Raw records
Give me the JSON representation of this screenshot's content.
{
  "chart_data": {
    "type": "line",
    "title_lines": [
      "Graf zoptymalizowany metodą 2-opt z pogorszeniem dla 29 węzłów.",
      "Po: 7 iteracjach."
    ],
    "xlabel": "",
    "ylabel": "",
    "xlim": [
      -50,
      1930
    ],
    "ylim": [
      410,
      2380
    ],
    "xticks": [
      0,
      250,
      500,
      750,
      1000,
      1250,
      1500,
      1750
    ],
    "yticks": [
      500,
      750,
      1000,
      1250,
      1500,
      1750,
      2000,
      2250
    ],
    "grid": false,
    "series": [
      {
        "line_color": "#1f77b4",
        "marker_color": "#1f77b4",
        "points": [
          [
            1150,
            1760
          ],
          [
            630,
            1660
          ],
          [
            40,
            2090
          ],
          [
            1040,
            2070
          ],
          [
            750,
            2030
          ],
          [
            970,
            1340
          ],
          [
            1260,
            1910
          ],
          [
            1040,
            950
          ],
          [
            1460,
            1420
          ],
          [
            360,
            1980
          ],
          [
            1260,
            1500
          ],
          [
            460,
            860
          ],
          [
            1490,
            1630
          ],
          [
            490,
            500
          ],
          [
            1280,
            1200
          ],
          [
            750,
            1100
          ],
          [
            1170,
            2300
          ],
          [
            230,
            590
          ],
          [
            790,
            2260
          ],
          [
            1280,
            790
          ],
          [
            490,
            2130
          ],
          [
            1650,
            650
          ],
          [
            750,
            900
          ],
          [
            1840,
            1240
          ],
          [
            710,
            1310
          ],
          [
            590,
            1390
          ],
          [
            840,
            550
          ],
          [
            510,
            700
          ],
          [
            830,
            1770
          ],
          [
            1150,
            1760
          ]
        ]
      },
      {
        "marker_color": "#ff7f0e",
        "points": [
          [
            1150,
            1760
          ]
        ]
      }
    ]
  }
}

[What you have to do]
Restate all of the entries above precisely.

[Task answer]
Give me the JSON representation of this screenshot's content.
{
  "chart_data": {
    "type": "line",
    "title_lines": [
      "Graf zoptymalizowany metodą 2-opt z pogorszeniem dla 29 węzłów.",
      "Po: 7 iteracjach."
    ],
    "xlabel": "",
    "ylabel": "",
    "xlim": [
      -50,
      1930
    ],
    "ylim": [
      410,
      2380
    ],
    "xticks": [
      0,
      250,
      500,
      750,
      1000,
      1250,
      1500,
      1750
    ],
    "yticks": [
      500,
      750,
      1000,
      1250,
      1500,
      1750,
      2000,
      2250
    ],
    "grid": false,
    "series": [
      {
        "line_color": "#1f77b4",
        "marker_color": "#1f77b4",
        "points": [
          [
            1150,
            1760
          ],
          [
            630,
            1660
          ],
          [
            40,
            2090
          ],
          [
            1040,
            2070
          ],
          [
            750,
            2030
          ],
          [
            970,
            1340
          ],
          [
            1260,
            1910
          ],
          [
            1040,
            950
          ],
          [
            1460,
            1420
          ],
          [
            360,
            1980
          ],
          [
            1260,
            1500
          ],
          [
            460,
            860
          ],
          [
            1490,
            1630
          ],
          [
            490,
            500
          ],
          [
            1280,
            1200
          ],
          [
            750,
            1100
          ],
          [
            1170,
            2300
          ],
          [
            230,
            590
          ],
          [
            790,
            2260
          ],
          [
            1280,
            790
          ],
          [
            490,
            2130
          ],
          [
            1650,
            650
          ],
          [
            750,
            900
          ],
          [
            1840,
            1240
          ],
          [
            710,
            1310
          ],
          [
            590,
            1390
          ],
          [
            840,
            550
          ],
          [
            510,
            700
          ],
          [
            830,
            1770
          ],
          [
            1150,
            1760
          ]
        ]
      },
      {
        "marker_color": "#ff7f0e",
        "points": [
          [
            1150,
            1760
          ]
        ]
      }
    ]
  }
}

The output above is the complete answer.